Texto de la página:
__________
Desde algunos meses atrás habíamos contratado como asesores para la campaña a Sawyer amp; Miller, firma internacional con amplia experiencia en elecciones, pues había trabajado con Cory Aquino en Filipinas, y en América Latina con varios candidatos presidenciales, entre ellos el boliviano Gonzalo Sánchez de Losada, quien me la recomendó. Eso de pedir asesoría a una empresa extranjera para una batalla electoral en el Perú le causaba a Belaunde, que había ganado dos veces la presidencia sin necesidad de este tipo de ayuda, una hilaridad que su buena educación a duras penas reprimía. Pero, lo cierto es que Mark Mallow Brown y sus colaboradores hicieron un trabajo útil, con sus encuestas de opinión, que me permitieron auscultar de cerca los sentimientos, vaivenes, temores, esperanzas y el cambiante humor de ese mosaico social que es el Perú. Sus predicciones resultaron por lo general acertadas. Desoí muchos consejos de Mark porque se estrellaban contra consideraciones de principio -yo quería ganar la elección de cierta manera y para un fin específico- y las consecuencias de ello fueron, muchas veces, las que él pronosticó. Uno de sus consejos, desde la primera encuesta en profundidad hecha a comienzos de 1988 hasta la última, en vísperas de la segunda vuelta, fue: romper con los aliados y presentarme como candidato independiente, sin vínculos con el establecimiento político, alguien que venía a salvar al Perú del estado en que lo habían puesto los políticos, todos ellos, sin distinción de ideologías. Se basaba en una conclusión que las encuestas arrojaron de principio a fin de la campaña: que, en los sectores C y D, los peruanos pobres y pobrísimos que representan dos tercios del electorado, había honda decepción y gran rencor hacia los partidos, en especial los que ya habían usufructuado el poder. Las encuestas decían también que las simpatías que yo había podido despertar en el país profundo estaban en relación directa con mi imagen de independiente. La creación del Frente y mi continua presencia en los medios junto a dos viejas figuras del establishment como Bedoya y Belaunde iban a erosionar esa imagen en el curso de la larga campaña y el respaldo hacia mí podía emigrar hacia alguno de los adversarios (Mark pensaba que Barrantes, el candidato de la izquierda).
__________
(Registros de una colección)
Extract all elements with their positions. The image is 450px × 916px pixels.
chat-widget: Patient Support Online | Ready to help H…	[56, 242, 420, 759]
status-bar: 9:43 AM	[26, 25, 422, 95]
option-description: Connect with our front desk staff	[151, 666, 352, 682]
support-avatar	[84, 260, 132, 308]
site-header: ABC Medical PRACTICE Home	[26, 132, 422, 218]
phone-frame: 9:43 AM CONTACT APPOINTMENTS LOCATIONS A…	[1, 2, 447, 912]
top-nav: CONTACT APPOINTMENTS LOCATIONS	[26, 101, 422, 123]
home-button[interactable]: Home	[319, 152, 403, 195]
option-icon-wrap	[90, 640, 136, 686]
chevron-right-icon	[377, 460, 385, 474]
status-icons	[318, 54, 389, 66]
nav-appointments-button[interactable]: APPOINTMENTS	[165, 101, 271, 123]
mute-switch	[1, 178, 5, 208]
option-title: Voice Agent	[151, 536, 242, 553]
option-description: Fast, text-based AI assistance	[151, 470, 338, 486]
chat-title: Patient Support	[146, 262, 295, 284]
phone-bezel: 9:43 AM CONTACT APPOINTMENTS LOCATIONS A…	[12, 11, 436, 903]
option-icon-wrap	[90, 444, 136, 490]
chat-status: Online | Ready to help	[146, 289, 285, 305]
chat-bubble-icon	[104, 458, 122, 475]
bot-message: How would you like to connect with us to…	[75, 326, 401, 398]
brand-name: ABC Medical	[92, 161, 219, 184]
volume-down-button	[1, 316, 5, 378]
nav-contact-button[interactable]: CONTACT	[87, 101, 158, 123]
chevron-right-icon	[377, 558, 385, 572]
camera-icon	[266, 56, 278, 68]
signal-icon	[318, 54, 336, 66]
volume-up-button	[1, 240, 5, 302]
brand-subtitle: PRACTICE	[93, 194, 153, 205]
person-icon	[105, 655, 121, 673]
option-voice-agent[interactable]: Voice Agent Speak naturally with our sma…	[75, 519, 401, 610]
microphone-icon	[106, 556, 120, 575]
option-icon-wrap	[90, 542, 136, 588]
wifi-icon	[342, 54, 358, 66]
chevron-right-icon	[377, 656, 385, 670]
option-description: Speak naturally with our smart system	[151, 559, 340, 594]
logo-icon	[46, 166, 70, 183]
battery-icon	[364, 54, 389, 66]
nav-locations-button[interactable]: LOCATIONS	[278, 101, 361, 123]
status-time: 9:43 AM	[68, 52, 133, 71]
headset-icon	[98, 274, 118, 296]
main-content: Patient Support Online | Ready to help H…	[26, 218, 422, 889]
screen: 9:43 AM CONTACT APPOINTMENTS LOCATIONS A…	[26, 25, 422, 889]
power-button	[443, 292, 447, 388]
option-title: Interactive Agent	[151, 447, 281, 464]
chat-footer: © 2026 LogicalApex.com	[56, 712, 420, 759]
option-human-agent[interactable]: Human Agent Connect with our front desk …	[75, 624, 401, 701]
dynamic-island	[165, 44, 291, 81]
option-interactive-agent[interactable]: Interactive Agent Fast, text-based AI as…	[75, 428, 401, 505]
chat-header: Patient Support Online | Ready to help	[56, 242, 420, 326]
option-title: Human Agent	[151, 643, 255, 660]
__________
Instrucciones:
A. Responde, según el texto sobre la campaña electoral:
(i) ¿Qué candidato presidencial boliviano recomendó la firma asesora?
(ii) ¿Cuándo se hizo la primera encuesta en profundidad?
(iii) ¿Qué parte del electorado representan los sectores C y D?
B. Enumera todas las personas que el texto sobre la campaña electoral menciona por su nombre o apellido.
C. Prosigue el texto sobre la campaña electoral a partir de su última oración.

Tus respuestas:
A.
(i) Gonzalo Sánchez de Losada.
(ii) A comienzos de 1988.
(iii) Dos tercios del electorado.

B. Cory Aquino, Gonzalo Sánchez de Losada, Belaunde, Mark Mallow Brown, Bedoya, Barrantes

C.
Cuando supo lo de mi renuncia, Mark Mallow Brown se sintió feliz. A él no le sorprendió el movimiento de opinión pública en mi favor, ni el incremento de mi popularidad en las encuestas. Y también supuso que yo lo había planeado así. «Vaya, está aprendiendo», debió pensar, él, que alguna vez aseguró que yo era el peor candidato con el que había trabajado nunca.

Todas estas noticias me llegaban por teléfono, a través de Álvaro, de Miguel Cruchaga y de Alfredo Barnechea, un antiguo amigo y diputado que a raíz de la estatización había renunciado al apra e ingresado a Libertad. Después de Italia habíamos ido con Patricia a refugiarnos en el sur de España, huyendo del asedio periodístico. Yo estaba decidido a mantener la renuncia y a quedarme en Europa. Tenía un antiguo ofrecimiento para pasar un año en el Wissenchaftskolleg, de Berlín, y le propuse a Patricia que nos fuéramos allá, a aprender alemán.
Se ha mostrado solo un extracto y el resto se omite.